= What is needed =
Your task is to copy the material exactly.

----- Data lines -----

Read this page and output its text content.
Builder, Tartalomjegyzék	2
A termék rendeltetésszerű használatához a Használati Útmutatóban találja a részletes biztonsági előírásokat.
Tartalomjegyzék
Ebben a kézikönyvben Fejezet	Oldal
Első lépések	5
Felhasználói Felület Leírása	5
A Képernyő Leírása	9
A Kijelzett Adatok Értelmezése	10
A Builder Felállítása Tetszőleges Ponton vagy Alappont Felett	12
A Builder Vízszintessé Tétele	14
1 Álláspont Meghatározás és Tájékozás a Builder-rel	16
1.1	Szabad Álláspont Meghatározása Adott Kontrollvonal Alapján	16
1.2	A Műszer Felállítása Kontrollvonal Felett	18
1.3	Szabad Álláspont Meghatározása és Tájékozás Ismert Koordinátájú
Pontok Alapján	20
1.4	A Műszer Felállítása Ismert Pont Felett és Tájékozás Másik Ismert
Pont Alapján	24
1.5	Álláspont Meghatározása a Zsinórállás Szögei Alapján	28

-----

= Response to this exercise =
Read this page and output its text content.
Builder, Tartalomjegyzék	2
A termék rendeltetésszerű használatához a Használati Útmutatóban találja a részletes biztonsági előírásokat.
Tartalomjegyzék
Ebben a kézikönyvben Fejezet	Oldal
Első lépések	5
Felhasználói Felület Leírása	5
A Képernyő Leírása	9
A Kijelzett Adatok Értelmezése	10
A Builder Felállítása Tetszőleges Ponton vagy Alappont Felett	12
A Builder Vízszintessé Tétele	14
1 Álláspont Meghatározás és Tájékozás a Builder-rel	16
1.1	Szabad Álláspont Meghatározása Adott Kontrollvonal Alapján	16
1.2	A Műszer Felállítása Kontrollvonal Felett	18
1.3	Szabad Álláspont Meghatározása és Tájékozás Ismert Koordinátájú
Pontok Alapján	20
1.4	A Műszer Felállítása Ismert Pont Felett és Tájékozás Másik Ismert
Pont Alapján	24
1.5	Álláspont Meghatározása a Zsinórállás Szögei Alapján	28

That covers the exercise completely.